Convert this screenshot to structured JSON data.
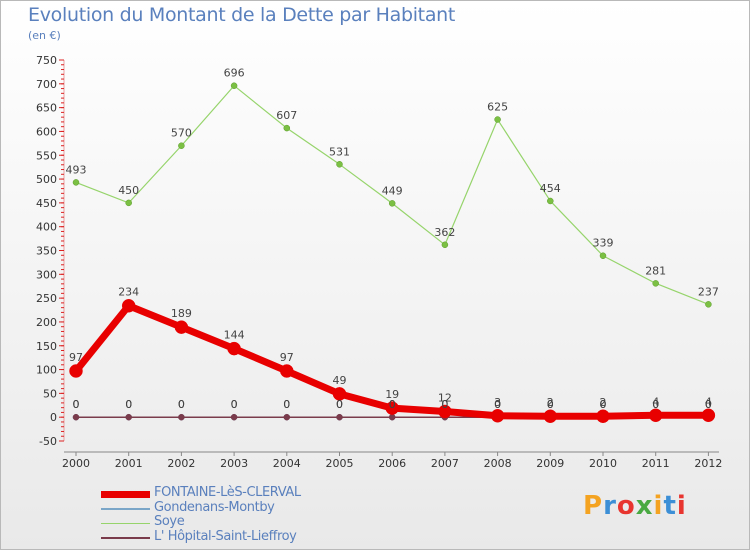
{
  "header": {
    "title": "Evolution du Montant de la Dette par Habitant",
    "subtitle": "(en €)"
  },
  "logo": {
    "text": "Proxiti",
    "colors": [
      "#f4a321",
      "#3c8fd6",
      "#e8352f",
      "#49a942",
      "#f4a321",
      "#3c8fd6",
      "#e8352f"
    ]
  },
  "chart_data": {
    "type": "line",
    "title": "Evolution du Montant de la Dette par Habitant",
    "subtitle": "(en €)",
    "xlabel": "",
    "ylabel": "",
    "x": [
      "2000",
      "2001",
      "2002",
      "2003",
      "2004",
      "2005",
      "2006",
      "2007",
      "2008",
      "2009",
      "2010",
      "2011",
      "2012"
    ],
    "ylim": [
      -50,
      750
    ],
    "yticks": [
      -50,
      0,
      50,
      100,
      150,
      200,
      250,
      300,
      350,
      400,
      450,
      500,
      550,
      600,
      650,
      700,
      750
    ],
    "grid": false,
    "legend_position": "bottom",
    "series": [
      {
        "name": "FONTAINE-LèS-CLERVAL",
        "color": "#e80000",
        "values": [
          97,
          234,
          189,
          144,
          97,
          49,
          19,
          12,
          3,
          2,
          2,
          4,
          4
        ],
        "labels": [
          "97",
          "234",
          "189",
          "144",
          "97",
          "49",
          "19",
          "12",
          "3",
          "2",
          "2",
          "4",
          "4"
        ]
      },
      {
        "name": "Gondenans-Montby",
        "color": "#7aa6c8",
        "values": [
          0,
          0,
          0,
          0,
          0,
          0,
          0,
          0,
          0,
          0,
          0,
          0,
          0
        ],
        "labels": [
          "0",
          "0",
          "0",
          "0",
          "0",
          "0",
          "0",
          "0",
          "0",
          "0",
          "0",
          "0",
          "0"
        ]
      },
      {
        "name": "Soye",
        "color": "#96d46b",
        "values": [
          493,
          450,
          570,
          696,
          607,
          531,
          449,
          362,
          625,
          454,
          339,
          281,
          237
        ],
        "labels": [
          "493",
          "450",
          "570",
          "696",
          "607",
          "531",
          "449",
          "362",
          "625",
          "454",
          "339",
          "281",
          "237"
        ]
      },
      {
        "name": "L' Hôpital-Saint-Lieffroy",
        "color": "#7a3b4b",
        "values": [
          0,
          0,
          0,
          0,
          0,
          0,
          0,
          0,
          0,
          0,
          0,
          0,
          0
        ],
        "labels": [
          "0",
          "0",
          "0",
          "0",
          "0",
          "0",
          "0",
          "0",
          "0",
          "0",
          "0",
          "0",
          "0"
        ]
      }
    ]
  }
}
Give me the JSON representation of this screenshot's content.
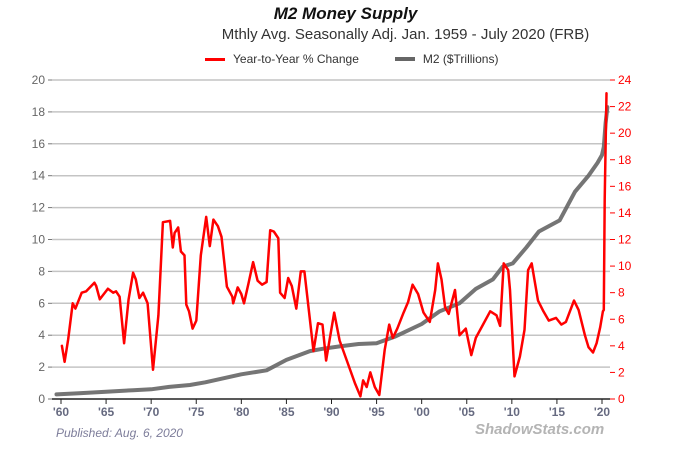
{
  "chart_data": {
    "type": "line",
    "title": "M2 Money Supply",
    "subtitle": "Mthly Avg. Seasonally Adj. Jan. 1959 - July 2020  (FRB)",
    "xlabel": "",
    "ylabel_left": "",
    "ylabel_right": "",
    "xlim": [
      1959.5,
      2020.7
    ],
    "ylim_left": [
      0,
      20
    ],
    "ylim_right": [
      0,
      24
    ],
    "grid": true,
    "legend_position": "top-center",
    "x_ticks": [
      1960,
      1965,
      1970,
      1975,
      1980,
      1985,
      1990,
      1995,
      2000,
      2005,
      2010,
      2015,
      2020
    ],
    "x_tick_labels": [
      "'60",
      "'65",
      "'70",
      "'75",
      "'80",
      "'85",
      "'90",
      "'95",
      "'00",
      "'05",
      "'10",
      "'15",
      "'20"
    ],
    "y_left_ticks": [
      0,
      2,
      4,
      6,
      8,
      10,
      12,
      14,
      16,
      18,
      20
    ],
    "y_right_ticks": [
      0,
      2,
      4,
      6,
      8,
      10,
      12,
      14,
      16,
      18,
      20,
      22,
      24
    ],
    "series": [
      {
        "name": "Year-to-Year % Change",
        "axis": "right",
        "color": "#ff0000",
        "x": [
          1960.1,
          1960.4,
          1960.8,
          1961.3,
          1961.6,
          1962.3,
          1962.8,
          1963.7,
          1963.9,
          1964.3,
          1965.2,
          1965.8,
          1966.1,
          1966.5,
          1967.0,
          1967.5,
          1968.0,
          1968.3,
          1968.7,
          1969.1,
          1969.6,
          1970.2,
          1970.8,
          1971.3,
          1972.1,
          1972.4,
          1972.6,
          1973.0,
          1973.3,
          1973.7,
          1973.9,
          1974.2,
          1974.6,
          1975.0,
          1975.5,
          1976.1,
          1976.5,
          1976.9,
          1977.4,
          1977.8,
          1978.4,
          1979.0,
          1979.1,
          1979.6,
          1980.0,
          1980.3,
          1980.8,
          1981.3,
          1981.8,
          1982.3,
          1982.8,
          1983.2,
          1983.6,
          1984.1,
          1984.3,
          1984.8,
          1985.2,
          1985.6,
          1986.1,
          1986.6,
          1987.0,
          1988.0,
          1988.5,
          1989.0,
          1989.4,
          1990.3,
          1990.9,
          1991.7,
          1992.6,
          1993.2,
          1993.5,
          1993.9,
          1994.3,
          1994.8,
          1995.3,
          1995.9,
          1996.4,
          1996.8,
          1997.3,
          1998.0,
          1998.5,
          1999.0,
          1999.6,
          2000.2,
          2000.9,
          2001.5,
          2001.8,
          2002.2,
          2002.6,
          2003.0,
          2003.7,
          2004.2,
          2004.9,
          2005.5,
          2006.0,
          2006.8,
          2007.6,
          2008.3,
          2008.7,
          2009.1,
          2009.6,
          2009.8,
          2010.3,
          2010.9,
          2011.4,
          2011.8,
          2012.2,
          2012.5,
          2012.9,
          2013.5,
          2014.1,
          2014.9,
          2015.5,
          2016.0,
          2016.9,
          2017.4,
          2018.1,
          2018.5,
          2019.0,
          2019.4,
          2019.8,
          2020.1,
          2020.2,
          2020.3,
          2020.5
        ],
        "values": [
          4.0,
          2.8,
          4.5,
          7.2,
          6.8,
          8.0,
          8.1,
          8.75,
          8.5,
          7.5,
          8.3,
          8.0,
          8.1,
          7.7,
          4.2,
          7.5,
          9.5,
          9.0,
          7.6,
          8.0,
          7.2,
          2.2,
          6.3,
          13.3,
          13.4,
          11.4,
          12.5,
          12.9,
          11.1,
          10.8,
          7.1,
          6.6,
          5.3,
          5.9,
          10.8,
          13.7,
          11.5,
          13.5,
          13.0,
          12.2,
          8.45,
          7.7,
          7.2,
          8.4,
          7.9,
          7.2,
          8.7,
          10.3,
          8.9,
          8.6,
          8.8,
          12.7,
          12.6,
          12.1,
          8.0,
          7.6,
          9.1,
          8.5,
          6.8,
          9.6,
          9.6,
          3.6,
          5.7,
          5.6,
          2.9,
          6.5,
          4.4,
          2.9,
          1.2,
          0.2,
          1.4,
          0.9,
          2.0,
          0.9,
          0.3,
          3.7,
          5.6,
          4.6,
          5.3,
          6.5,
          7.3,
          8.6,
          7.9,
          6.5,
          5.8,
          8.2,
          10.2,
          9.0,
          6.9,
          6.4,
          8.2,
          4.8,
          5.3,
          3.3,
          4.6,
          5.6,
          6.6,
          6.3,
          5.5,
          10.2,
          9.7,
          8.2,
          1.7,
          3.2,
          5.2,
          9.7,
          10.2,
          9.0,
          7.4,
          6.6,
          5.9,
          6.1,
          5.6,
          5.8,
          7.4,
          6.7,
          4.8,
          3.9,
          3.5,
          4.2,
          5.4,
          6.6,
          6.7,
          15.0,
          23.0
        ]
      },
      {
        "name": "M2 ($Trillions)",
        "axis": "left",
        "color": "#666666",
        "x": [
          1959.5,
          1962,
          1965,
          1968,
          1970,
          1972,
          1974.3,
          1976,
          1978,
          1980,
          1982.8,
          1985,
          1987.6,
          1989,
          1990.9,
          1993,
          1995,
          1997,
          2000,
          2002,
          2004.2,
          2006,
          2007.9,
          2009,
          2010.1,
          2011.6,
          2013,
          2015.3,
          2017,
          2018.5,
          2019.5,
          2020.0,
          2020.2,
          2020.4,
          2020.6
        ],
        "values": [
          0.29,
          0.36,
          0.46,
          0.55,
          0.61,
          0.76,
          0.88,
          1.05,
          1.3,
          1.55,
          1.8,
          2.45,
          3.0,
          3.15,
          3.3,
          3.45,
          3.5,
          3.9,
          4.7,
          5.5,
          6.0,
          6.9,
          7.5,
          8.3,
          8.5,
          9.5,
          10.5,
          11.2,
          13.0,
          14.0,
          14.8,
          15.3,
          15.8,
          17.3,
          18.3
        ]
      }
    ]
  },
  "footer": {
    "published": "Published: Aug. 6, 2020",
    "watermark": "ShadowStats.com"
  }
}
________________________________________
_Directions_
Using the listing above, pick out each line that contains the word "name", then copy it.

_Task answer_
        "name": "FONTAINE-LèS-CLERVAL",
        "name": "Gondenans-Montby",
        "name": "Soye",
        "name": "L' Hôpital-Saint-Lieffroy",
        "name": "Year-to-Year % Change",
        "name": "M2 ($Trillions)",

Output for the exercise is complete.